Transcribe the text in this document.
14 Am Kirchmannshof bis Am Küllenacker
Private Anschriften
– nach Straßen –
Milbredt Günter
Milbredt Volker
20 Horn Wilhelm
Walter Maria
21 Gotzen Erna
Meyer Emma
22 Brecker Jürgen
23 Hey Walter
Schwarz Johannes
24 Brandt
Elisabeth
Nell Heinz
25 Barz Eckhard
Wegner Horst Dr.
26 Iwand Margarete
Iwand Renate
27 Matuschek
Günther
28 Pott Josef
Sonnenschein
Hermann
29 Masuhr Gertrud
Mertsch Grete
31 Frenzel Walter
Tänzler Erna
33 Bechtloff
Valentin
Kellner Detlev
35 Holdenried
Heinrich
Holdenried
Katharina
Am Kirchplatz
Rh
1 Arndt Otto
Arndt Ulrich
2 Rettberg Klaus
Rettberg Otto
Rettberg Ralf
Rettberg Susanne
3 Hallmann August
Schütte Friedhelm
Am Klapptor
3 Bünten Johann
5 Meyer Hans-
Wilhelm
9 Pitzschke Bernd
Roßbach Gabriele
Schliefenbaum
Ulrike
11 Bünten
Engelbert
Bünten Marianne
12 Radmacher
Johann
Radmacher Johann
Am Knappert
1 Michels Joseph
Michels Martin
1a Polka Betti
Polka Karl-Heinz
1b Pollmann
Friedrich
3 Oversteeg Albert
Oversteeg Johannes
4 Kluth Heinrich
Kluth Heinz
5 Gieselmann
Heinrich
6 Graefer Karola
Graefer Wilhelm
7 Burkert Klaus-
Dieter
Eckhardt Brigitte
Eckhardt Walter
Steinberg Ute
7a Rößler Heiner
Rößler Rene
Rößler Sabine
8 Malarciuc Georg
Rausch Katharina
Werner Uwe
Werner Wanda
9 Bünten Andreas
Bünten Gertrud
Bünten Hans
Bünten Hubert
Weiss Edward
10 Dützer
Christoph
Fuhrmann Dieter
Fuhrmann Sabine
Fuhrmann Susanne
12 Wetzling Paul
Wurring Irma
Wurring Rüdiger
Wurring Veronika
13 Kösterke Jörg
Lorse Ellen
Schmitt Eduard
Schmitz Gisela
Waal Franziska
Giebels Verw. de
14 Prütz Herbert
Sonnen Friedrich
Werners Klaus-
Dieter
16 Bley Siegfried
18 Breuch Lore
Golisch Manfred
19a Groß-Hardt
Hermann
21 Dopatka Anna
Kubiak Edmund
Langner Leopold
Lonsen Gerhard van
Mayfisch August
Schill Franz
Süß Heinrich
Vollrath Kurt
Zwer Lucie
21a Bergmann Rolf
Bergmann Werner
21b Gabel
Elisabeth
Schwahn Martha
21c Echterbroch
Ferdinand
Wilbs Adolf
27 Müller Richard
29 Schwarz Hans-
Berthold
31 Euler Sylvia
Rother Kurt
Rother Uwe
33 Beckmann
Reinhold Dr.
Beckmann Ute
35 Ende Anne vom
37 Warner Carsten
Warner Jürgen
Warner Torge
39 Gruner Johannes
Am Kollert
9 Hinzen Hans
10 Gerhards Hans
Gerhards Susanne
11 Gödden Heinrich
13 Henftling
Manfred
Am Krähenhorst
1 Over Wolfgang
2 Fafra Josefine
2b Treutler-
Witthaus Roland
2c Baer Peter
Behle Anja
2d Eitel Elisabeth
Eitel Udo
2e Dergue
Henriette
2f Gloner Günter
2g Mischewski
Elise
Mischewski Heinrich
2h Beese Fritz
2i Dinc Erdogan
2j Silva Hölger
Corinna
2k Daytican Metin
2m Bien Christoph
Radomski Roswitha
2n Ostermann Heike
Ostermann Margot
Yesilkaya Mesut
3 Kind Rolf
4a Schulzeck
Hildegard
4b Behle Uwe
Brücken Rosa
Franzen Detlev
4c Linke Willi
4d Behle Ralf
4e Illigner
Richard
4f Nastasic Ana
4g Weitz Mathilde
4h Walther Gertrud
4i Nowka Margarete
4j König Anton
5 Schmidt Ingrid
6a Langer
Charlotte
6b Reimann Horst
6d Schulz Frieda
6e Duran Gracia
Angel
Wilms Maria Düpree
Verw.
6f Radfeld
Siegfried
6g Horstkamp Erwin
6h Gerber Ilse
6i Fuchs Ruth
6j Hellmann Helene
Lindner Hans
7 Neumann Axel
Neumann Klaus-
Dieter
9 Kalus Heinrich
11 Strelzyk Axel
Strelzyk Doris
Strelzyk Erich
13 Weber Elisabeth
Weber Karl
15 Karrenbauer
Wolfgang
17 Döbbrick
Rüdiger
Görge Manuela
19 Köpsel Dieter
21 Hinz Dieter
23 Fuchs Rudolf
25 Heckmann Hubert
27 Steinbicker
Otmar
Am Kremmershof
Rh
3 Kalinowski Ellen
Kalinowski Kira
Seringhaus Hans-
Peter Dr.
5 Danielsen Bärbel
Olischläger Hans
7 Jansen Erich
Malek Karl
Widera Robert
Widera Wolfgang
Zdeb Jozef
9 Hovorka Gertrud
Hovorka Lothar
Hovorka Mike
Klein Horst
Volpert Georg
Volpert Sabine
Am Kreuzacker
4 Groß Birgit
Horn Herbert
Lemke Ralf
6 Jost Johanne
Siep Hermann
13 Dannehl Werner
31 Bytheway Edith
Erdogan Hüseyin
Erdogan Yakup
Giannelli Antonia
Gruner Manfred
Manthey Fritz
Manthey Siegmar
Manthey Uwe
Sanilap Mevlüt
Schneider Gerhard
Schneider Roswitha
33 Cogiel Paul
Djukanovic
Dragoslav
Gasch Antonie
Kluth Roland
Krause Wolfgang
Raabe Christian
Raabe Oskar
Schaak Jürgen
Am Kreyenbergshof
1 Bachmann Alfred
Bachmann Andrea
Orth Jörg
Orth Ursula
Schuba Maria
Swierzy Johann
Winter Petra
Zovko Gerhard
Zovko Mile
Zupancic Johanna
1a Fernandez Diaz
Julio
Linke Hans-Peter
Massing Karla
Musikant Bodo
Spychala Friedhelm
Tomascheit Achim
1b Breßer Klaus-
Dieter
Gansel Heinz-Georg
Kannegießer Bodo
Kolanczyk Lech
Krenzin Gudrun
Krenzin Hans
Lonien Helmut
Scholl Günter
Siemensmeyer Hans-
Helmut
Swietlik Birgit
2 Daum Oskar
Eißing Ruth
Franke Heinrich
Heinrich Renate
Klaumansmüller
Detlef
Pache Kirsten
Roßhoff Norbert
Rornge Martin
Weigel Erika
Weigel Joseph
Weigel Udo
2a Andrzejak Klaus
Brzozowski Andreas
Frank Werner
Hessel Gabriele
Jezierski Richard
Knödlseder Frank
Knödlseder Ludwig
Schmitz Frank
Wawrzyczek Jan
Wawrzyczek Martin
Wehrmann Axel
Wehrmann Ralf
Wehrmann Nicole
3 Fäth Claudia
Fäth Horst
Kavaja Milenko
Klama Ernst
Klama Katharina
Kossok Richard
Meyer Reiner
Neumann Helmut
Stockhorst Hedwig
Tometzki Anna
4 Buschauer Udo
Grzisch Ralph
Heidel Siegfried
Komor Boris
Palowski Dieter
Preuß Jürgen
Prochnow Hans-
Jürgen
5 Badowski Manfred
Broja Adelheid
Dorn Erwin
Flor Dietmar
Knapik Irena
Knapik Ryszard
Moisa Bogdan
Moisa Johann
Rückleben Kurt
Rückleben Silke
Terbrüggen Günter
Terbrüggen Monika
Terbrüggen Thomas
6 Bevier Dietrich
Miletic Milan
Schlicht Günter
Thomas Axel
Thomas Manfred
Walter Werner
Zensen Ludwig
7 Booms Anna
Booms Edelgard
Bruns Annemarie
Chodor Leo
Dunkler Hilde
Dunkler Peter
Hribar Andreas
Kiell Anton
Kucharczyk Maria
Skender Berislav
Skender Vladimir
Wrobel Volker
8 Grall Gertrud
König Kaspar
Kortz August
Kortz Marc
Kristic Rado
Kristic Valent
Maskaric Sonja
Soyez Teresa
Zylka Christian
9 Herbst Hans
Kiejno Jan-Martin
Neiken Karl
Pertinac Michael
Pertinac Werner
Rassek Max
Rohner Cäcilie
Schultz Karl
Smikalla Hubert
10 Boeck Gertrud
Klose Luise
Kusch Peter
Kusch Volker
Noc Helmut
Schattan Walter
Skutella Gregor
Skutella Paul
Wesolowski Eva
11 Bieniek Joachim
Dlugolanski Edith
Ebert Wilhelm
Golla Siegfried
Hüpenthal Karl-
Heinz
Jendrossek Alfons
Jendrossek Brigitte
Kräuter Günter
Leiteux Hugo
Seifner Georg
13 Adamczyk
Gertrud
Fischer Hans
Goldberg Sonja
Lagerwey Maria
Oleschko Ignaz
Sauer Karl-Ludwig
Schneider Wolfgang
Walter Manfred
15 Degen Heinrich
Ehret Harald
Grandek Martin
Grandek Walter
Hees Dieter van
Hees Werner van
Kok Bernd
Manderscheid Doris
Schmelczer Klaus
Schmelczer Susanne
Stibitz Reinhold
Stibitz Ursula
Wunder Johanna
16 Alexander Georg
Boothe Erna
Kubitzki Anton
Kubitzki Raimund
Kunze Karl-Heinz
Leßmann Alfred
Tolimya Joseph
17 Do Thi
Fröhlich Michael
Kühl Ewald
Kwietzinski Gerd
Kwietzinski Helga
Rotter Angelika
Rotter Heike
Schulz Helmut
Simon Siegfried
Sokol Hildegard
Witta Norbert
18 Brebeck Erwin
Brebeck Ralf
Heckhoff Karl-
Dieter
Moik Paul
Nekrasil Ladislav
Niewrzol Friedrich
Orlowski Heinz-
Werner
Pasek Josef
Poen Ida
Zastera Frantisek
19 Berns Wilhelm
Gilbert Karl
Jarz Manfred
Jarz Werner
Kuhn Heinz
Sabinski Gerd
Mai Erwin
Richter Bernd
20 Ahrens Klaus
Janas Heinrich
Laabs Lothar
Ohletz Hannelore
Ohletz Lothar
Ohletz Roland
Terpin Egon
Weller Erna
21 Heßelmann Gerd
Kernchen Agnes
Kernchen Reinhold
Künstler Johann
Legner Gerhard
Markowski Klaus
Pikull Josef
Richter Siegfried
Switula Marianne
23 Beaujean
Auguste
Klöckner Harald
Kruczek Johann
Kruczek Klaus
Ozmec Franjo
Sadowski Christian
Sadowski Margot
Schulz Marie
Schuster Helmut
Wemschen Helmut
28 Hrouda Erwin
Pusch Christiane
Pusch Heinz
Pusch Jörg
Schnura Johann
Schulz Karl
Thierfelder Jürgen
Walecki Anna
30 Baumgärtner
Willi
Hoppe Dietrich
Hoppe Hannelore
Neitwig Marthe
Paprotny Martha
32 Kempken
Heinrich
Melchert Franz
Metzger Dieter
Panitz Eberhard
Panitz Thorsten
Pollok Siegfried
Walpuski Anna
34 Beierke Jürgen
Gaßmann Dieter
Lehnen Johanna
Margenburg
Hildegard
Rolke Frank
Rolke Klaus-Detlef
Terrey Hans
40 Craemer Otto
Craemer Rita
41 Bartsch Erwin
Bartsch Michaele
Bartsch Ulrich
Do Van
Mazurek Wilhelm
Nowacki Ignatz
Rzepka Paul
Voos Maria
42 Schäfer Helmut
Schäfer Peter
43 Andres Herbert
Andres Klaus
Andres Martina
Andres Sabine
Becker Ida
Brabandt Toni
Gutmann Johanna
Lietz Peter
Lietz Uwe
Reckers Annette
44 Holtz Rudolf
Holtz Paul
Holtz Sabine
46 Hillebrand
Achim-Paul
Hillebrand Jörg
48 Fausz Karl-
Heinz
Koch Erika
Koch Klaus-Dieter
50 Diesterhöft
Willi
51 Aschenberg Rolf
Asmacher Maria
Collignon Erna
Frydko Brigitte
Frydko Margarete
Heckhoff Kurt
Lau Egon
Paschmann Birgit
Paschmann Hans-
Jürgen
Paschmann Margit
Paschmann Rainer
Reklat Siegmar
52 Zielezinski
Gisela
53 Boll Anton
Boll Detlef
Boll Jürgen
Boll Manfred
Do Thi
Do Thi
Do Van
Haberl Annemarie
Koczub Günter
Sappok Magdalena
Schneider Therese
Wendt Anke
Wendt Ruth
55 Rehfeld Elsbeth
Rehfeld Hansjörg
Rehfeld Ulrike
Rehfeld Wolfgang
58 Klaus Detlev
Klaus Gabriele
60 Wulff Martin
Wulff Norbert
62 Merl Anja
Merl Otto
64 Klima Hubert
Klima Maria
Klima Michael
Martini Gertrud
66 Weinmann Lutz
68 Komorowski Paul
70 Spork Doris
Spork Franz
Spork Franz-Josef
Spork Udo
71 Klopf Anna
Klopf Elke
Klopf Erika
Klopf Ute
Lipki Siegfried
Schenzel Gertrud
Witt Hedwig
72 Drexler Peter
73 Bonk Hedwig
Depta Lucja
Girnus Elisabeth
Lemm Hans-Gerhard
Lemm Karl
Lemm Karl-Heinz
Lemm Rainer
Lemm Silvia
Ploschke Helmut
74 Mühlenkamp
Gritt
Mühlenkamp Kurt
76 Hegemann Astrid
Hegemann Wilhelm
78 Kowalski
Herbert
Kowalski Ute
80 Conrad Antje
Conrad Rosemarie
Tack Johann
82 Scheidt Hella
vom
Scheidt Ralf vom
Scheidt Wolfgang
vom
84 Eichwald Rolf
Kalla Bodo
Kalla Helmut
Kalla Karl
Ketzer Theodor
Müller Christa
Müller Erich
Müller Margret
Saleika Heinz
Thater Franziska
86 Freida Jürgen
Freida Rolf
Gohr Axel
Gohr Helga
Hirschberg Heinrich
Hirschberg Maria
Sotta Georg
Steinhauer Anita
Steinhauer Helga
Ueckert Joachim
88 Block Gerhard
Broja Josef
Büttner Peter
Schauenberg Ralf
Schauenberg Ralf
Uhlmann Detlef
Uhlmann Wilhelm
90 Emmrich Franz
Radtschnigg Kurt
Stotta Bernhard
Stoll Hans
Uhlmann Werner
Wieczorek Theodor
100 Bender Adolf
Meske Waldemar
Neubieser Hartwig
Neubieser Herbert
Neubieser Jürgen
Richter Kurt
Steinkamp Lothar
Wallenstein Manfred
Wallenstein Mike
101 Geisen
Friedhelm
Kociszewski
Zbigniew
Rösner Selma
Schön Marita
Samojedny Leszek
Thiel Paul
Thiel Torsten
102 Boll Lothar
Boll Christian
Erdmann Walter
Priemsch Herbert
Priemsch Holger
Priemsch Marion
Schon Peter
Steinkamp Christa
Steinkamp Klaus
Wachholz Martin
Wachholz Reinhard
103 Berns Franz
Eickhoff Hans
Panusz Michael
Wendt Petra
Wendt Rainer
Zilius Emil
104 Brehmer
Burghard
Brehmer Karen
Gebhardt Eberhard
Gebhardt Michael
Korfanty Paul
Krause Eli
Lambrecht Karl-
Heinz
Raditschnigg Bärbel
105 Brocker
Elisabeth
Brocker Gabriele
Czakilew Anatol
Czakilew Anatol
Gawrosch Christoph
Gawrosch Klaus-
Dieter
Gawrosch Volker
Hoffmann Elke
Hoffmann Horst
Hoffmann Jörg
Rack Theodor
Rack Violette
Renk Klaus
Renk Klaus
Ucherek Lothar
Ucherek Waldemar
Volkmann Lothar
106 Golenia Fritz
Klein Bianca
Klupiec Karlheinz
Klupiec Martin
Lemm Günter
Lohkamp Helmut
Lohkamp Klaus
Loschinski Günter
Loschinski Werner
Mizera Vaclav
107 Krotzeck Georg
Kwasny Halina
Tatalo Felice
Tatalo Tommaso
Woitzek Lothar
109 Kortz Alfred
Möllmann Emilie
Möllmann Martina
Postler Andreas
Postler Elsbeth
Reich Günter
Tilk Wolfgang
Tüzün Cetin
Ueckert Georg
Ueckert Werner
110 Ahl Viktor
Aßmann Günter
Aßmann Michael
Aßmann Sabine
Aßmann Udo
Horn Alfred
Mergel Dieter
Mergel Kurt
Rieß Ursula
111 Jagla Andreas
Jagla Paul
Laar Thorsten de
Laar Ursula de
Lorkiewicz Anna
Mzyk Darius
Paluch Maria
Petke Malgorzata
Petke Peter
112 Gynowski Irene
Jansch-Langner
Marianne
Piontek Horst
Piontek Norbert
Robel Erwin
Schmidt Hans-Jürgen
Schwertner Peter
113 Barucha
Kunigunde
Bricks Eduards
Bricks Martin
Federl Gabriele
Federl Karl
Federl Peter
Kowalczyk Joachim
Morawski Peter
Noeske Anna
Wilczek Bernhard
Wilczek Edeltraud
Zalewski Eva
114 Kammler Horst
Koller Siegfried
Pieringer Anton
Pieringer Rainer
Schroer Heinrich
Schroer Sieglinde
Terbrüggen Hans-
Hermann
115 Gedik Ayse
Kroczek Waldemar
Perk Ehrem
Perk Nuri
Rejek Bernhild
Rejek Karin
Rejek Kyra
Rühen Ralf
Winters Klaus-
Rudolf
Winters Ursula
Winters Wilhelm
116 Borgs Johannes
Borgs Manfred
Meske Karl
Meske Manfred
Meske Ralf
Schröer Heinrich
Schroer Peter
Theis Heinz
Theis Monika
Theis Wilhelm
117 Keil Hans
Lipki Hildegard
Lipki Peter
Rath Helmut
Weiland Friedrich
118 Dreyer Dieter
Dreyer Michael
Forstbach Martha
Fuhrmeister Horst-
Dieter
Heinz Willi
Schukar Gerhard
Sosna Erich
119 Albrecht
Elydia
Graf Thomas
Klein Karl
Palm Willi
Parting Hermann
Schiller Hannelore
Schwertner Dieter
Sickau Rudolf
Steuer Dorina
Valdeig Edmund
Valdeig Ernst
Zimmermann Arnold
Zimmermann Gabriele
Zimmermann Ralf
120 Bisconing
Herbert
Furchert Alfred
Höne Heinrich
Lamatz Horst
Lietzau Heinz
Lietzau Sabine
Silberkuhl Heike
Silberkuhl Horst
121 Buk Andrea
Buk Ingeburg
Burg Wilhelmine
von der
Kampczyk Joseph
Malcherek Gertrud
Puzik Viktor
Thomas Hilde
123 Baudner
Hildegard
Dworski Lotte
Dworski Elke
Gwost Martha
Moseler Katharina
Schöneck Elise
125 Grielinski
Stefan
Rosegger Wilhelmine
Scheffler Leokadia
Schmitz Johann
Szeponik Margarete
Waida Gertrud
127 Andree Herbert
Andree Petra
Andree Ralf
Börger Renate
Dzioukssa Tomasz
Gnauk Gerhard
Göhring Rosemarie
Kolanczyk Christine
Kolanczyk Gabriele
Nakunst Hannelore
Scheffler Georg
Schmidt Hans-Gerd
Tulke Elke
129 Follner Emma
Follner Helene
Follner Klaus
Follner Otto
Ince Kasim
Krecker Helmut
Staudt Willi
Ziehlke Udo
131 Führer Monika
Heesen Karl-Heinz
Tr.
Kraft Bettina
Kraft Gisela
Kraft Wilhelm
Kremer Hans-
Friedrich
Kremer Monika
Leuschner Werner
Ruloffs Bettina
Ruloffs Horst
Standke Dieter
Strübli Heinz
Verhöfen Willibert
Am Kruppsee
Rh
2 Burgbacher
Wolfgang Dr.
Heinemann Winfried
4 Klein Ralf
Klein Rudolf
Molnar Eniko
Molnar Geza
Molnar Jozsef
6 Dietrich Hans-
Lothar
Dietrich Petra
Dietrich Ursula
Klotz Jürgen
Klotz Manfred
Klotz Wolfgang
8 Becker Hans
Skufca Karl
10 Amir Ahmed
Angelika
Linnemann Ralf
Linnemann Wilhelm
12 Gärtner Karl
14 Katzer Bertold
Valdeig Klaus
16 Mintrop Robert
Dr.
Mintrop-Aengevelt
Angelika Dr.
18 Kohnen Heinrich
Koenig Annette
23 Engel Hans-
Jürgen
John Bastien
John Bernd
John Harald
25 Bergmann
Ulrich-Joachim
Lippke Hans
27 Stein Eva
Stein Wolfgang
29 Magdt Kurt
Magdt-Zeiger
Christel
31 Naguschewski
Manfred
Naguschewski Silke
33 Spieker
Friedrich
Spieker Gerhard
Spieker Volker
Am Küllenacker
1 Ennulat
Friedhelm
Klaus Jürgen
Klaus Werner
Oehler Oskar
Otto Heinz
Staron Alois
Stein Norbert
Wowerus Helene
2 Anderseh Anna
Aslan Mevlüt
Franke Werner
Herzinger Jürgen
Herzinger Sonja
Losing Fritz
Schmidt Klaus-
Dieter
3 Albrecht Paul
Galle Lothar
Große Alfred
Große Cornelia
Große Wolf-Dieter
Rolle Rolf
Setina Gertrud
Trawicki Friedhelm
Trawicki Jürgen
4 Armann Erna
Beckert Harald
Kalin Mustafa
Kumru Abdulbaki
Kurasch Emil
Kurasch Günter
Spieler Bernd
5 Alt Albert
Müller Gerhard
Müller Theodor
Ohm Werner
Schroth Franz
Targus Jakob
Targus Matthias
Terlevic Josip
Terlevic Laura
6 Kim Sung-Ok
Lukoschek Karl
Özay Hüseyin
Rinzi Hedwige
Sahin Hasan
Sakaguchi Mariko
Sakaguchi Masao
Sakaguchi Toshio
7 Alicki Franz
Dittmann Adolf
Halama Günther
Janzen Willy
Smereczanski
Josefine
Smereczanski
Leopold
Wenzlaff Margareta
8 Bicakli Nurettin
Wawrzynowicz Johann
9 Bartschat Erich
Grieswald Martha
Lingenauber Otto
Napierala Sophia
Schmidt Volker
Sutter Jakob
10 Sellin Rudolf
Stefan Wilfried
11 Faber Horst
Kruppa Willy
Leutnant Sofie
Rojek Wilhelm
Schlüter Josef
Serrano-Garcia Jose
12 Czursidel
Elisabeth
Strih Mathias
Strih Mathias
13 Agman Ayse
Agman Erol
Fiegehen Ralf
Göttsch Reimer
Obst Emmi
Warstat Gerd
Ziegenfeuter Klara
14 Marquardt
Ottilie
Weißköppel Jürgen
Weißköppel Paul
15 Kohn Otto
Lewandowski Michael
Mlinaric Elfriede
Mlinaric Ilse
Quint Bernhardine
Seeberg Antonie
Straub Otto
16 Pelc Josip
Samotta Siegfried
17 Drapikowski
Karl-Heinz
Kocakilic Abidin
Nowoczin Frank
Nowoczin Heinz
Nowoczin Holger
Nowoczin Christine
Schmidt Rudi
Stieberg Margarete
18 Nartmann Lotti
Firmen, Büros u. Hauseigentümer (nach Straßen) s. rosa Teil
____________________
# [Goal]
Pull out each line of the entries that contains "Sabine".

# [Full output]
Rößler Sabine
Fuhrmann Sabine
Volpert Sabine
Andres Sabine
Holtz Sabine
Aßmann Sabine
Lietzau Sabine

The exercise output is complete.